● **WHAT IS EXPECTED**: Whenever a line below holds the word "this", copy that line.
-------- ROWS
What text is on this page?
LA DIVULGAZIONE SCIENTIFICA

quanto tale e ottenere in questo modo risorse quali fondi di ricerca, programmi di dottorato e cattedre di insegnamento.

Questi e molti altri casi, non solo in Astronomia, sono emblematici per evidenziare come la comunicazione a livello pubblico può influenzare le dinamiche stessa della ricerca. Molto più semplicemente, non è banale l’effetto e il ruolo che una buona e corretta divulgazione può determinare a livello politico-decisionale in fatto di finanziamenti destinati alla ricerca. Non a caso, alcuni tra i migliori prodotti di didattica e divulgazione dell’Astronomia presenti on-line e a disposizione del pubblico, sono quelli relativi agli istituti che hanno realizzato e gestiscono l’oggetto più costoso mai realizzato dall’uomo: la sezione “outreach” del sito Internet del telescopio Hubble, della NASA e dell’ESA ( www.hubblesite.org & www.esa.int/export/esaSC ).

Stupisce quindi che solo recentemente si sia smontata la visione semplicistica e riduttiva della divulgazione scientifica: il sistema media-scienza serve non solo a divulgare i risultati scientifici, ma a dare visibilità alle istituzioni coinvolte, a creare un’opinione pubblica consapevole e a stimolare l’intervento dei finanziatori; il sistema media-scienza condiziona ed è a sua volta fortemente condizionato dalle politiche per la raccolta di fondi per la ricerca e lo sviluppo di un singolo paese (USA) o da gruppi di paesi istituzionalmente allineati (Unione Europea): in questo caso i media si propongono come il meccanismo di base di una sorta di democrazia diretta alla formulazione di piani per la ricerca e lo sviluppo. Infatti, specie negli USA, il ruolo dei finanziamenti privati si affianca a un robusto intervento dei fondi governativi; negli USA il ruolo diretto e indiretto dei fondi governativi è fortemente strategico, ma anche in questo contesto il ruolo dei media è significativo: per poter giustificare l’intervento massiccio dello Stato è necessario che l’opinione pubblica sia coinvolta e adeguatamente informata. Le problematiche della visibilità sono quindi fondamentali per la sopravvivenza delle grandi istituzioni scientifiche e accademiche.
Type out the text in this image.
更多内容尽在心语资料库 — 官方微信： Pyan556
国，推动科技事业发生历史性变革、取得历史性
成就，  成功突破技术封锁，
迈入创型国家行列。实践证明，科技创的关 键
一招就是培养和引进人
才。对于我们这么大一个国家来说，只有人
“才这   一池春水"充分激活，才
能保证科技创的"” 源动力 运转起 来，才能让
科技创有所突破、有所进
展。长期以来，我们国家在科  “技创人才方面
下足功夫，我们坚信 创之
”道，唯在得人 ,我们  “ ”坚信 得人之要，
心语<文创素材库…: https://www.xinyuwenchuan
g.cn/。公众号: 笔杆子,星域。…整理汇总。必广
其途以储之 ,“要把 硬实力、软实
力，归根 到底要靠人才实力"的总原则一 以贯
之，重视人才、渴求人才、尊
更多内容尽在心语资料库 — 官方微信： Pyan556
----------------
● **REPLY TO THE EXERCISE**:
What text is on this page?
Type out the text in this image.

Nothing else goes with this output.